Identify the lines that contain the word "mins", then copy them.

>> begin

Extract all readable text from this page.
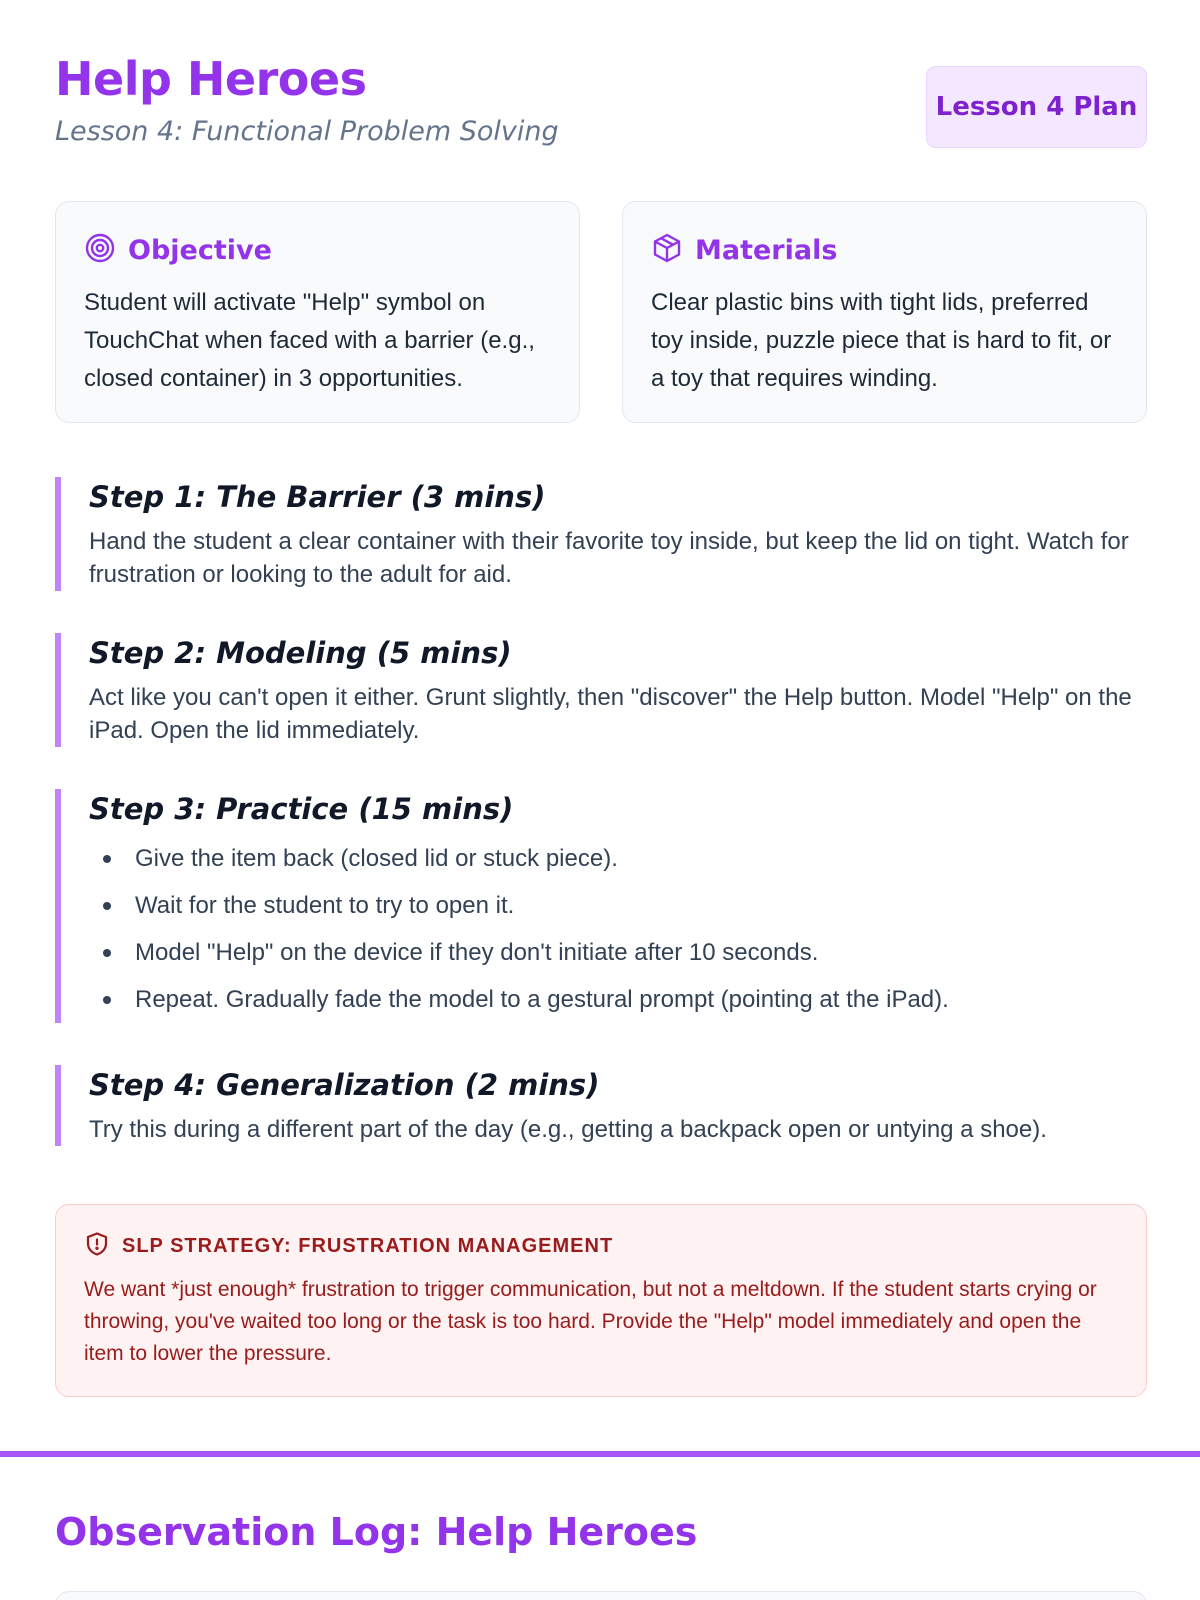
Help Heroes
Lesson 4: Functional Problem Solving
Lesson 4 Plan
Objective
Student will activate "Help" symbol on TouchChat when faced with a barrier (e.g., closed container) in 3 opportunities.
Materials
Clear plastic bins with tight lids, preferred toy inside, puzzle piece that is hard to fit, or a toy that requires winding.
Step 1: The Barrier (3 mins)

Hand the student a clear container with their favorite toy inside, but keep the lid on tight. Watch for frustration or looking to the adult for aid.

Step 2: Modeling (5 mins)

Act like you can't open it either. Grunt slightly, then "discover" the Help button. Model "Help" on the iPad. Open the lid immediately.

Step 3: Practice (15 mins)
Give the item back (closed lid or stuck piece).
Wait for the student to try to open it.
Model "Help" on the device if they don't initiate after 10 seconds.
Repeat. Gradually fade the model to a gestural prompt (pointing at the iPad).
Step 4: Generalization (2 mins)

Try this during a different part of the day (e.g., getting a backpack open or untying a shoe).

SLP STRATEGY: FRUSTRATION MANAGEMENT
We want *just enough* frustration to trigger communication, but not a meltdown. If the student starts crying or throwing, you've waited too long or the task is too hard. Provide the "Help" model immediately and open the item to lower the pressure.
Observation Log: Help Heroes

>> end
>> begin

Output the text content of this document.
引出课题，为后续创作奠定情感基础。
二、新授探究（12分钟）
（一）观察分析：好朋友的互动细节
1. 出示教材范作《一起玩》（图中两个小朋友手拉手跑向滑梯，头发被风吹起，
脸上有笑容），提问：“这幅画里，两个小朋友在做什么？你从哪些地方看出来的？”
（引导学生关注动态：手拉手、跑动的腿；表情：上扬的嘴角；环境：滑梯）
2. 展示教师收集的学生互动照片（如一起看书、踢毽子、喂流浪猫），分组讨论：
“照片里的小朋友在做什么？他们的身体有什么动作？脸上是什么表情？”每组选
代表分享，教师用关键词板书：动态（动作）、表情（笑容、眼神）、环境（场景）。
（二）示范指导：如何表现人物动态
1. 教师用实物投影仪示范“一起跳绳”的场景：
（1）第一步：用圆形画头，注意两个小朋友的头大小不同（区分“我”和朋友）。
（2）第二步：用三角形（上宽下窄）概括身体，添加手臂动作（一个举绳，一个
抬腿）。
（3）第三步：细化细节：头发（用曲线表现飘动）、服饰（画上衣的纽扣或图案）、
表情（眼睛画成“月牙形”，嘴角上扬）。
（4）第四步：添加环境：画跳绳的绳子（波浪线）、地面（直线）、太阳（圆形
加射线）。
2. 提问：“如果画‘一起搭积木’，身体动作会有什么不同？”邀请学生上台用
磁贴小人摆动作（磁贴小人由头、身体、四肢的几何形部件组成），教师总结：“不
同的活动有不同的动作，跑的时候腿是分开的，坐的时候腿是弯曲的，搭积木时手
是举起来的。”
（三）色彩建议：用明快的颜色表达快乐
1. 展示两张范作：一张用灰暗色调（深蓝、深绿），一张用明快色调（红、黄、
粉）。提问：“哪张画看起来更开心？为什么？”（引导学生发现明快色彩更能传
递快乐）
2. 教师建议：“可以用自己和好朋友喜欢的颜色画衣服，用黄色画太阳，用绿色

>> end
>> begin

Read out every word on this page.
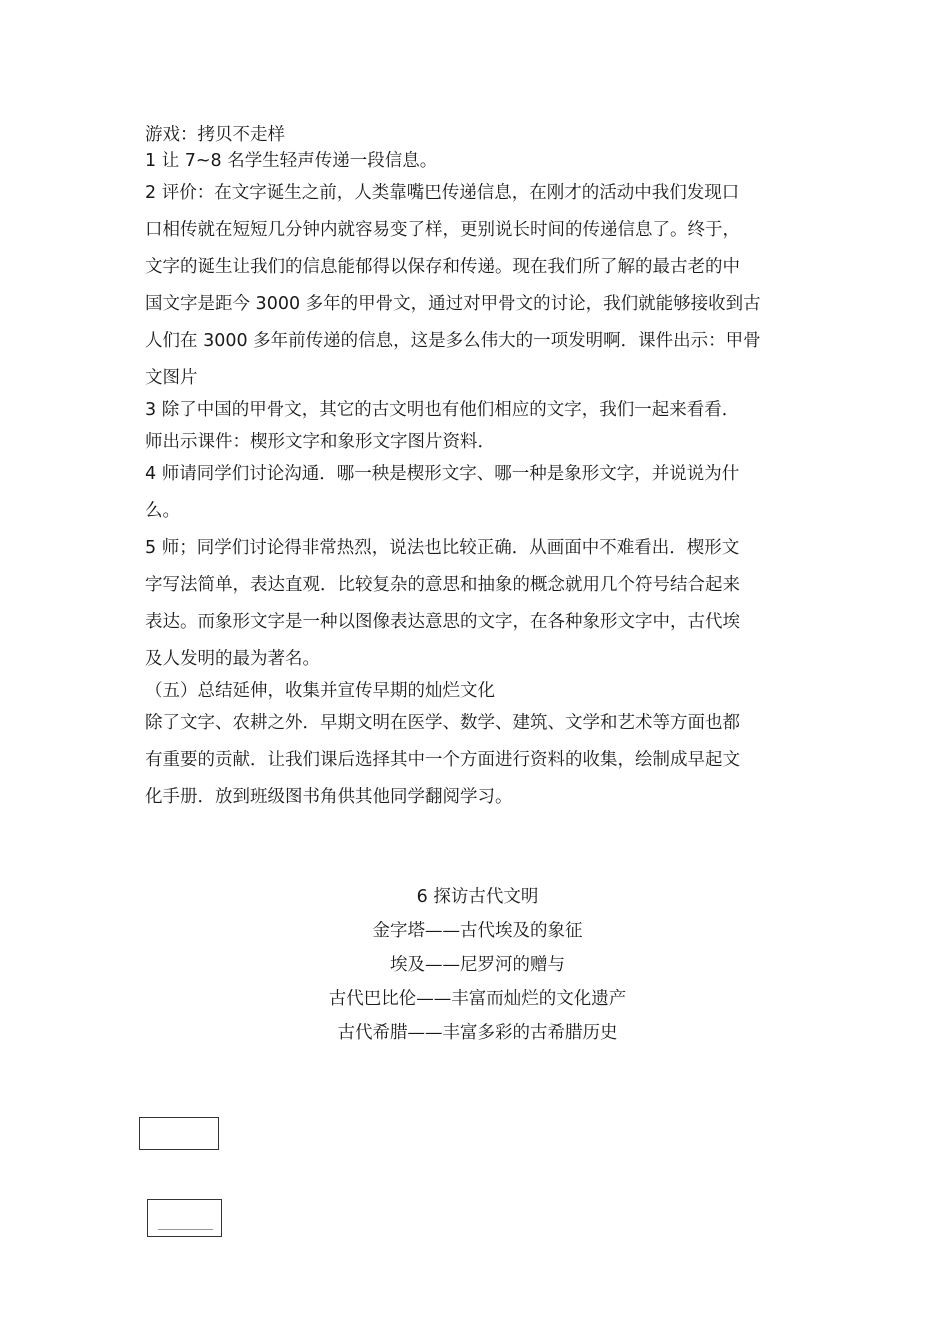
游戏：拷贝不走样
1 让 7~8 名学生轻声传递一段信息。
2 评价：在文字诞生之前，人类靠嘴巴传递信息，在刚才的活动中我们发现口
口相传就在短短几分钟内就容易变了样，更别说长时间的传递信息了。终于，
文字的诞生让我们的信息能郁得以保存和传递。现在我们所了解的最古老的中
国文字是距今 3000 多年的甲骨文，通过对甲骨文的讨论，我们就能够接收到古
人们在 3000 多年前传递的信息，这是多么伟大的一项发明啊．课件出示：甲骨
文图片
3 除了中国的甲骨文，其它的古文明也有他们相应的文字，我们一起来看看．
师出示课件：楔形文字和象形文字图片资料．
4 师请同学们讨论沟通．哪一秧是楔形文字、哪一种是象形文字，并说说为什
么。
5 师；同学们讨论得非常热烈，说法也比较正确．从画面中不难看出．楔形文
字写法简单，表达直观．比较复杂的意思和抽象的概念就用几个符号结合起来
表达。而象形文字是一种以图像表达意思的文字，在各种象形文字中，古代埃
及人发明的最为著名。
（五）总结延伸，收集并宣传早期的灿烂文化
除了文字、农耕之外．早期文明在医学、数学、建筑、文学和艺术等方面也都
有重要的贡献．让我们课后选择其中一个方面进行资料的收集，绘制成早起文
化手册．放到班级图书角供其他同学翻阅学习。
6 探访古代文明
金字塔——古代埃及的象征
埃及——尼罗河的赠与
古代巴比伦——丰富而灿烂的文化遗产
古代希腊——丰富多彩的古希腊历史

>> end

Expected output:
Step 1: The Barrier (3 mins)
Step 2: Modeling (5 mins)
Step 3: Practice (15 mins)
Step 4: Generalization (2 mins)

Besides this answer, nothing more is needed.